Aim: The exercise asks for every line of the data to be reproduced exactly.

Source records:
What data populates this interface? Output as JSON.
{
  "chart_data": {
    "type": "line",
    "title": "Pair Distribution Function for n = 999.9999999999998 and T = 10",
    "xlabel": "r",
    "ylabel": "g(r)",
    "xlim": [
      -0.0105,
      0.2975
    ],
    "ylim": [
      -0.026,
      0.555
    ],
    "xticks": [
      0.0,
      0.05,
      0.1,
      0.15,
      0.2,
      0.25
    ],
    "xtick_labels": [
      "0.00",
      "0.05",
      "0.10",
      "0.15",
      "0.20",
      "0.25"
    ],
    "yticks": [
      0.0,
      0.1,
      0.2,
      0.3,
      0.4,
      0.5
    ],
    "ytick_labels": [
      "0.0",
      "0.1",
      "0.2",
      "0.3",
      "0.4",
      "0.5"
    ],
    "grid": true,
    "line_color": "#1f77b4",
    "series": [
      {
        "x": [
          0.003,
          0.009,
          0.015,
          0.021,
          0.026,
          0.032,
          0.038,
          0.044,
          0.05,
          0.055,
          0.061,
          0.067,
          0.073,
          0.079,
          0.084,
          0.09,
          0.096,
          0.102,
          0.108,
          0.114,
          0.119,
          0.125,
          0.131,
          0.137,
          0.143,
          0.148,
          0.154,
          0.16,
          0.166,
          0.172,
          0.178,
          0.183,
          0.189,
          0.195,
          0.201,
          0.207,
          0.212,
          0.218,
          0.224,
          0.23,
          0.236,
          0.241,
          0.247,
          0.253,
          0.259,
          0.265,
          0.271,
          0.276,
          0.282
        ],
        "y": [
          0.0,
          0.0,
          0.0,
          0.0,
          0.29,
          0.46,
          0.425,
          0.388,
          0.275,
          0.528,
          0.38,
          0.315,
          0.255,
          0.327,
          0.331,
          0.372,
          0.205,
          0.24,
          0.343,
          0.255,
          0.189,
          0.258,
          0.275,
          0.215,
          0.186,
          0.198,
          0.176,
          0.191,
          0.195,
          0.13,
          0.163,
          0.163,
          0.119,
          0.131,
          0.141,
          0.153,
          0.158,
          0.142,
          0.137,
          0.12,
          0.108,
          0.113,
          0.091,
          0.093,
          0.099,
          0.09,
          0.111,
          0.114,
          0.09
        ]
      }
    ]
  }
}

Complete output:
What data populates this interface? Output as JSON.
{
  "chart_data": {
    "type": "line",
    "title": "Pair Distribution Function for n = 999.9999999999998 and T = 10",
    "xlabel": "r",
    "ylabel": "g(r)",
    "xlim": [
      -0.0105,
      0.2975
    ],
    "ylim": [
      -0.026,
      0.555
    ],
    "xticks": [
      0.0,
      0.05,
      0.1,
      0.15,
      0.2,
      0.25
    ],
    "xtick_labels": [
      "0.00",
      "0.05",
      "0.10",
      "0.15",
      "0.20",
      "0.25"
    ],
    "yticks": [
      0.0,
      0.1,
      0.2,
      0.3,
      0.4,
      0.5
    ],
    "ytick_labels": [
      "0.0",
      "0.1",
      "0.2",
      "0.3",
      "0.4",
      "0.5"
    ],
    "grid": true,
    "line_color": "#1f77b4",
    "series": [
      {
        "x": [
          0.003,
          0.009,
          0.015,
          0.021,
          0.026,
          0.032,
          0.038,
          0.044,
          0.05,
          0.055,
          0.061,
          0.067,
          0.073,
          0.079,
          0.084,
          0.09,
          0.096,
          0.102,
          0.108,
          0.114,
          0.119,
          0.125,
          0.131,
          0.137,
          0.143,
          0.148,
          0.154,
          0.16,
          0.166,
          0.172,
          0.178,
          0.183,
          0.189,
          0.195,
          0.201,
          0.207,
          0.212,
          0.218,
          0.224,
          0.23,
          0.236,
          0.241,
          0.247,
          0.253,
          0.259,
          0.265,
          0.271,
          0.276,
          0.282
        ],
        "y": [
          0.0,
          0.0,
          0.0,
          0.0,
          0.29,
          0.46,
          0.425,
          0.388,
          0.275,
          0.528,
          0.38,
          0.315,
          0.255,
          0.327,
          0.331,
          0.372,
          0.205,
          0.24,
          0.343,
          0.255,
          0.189,
          0.258,
          0.275,
          0.215,
          0.186,
          0.198,
          0.176,
          0.191,
          0.195,
          0.13,
          0.163,
          0.163,
          0.119,
          0.131,
          0.141,
          0.153,
          0.158,
          0.142,
          0.137,
          0.12,
          0.108,
          0.113,
          0.091,
          0.093,
          0.099,
          0.09,
          0.111,
          0.114,
          0.09
        ]
      }
    ]
  }
}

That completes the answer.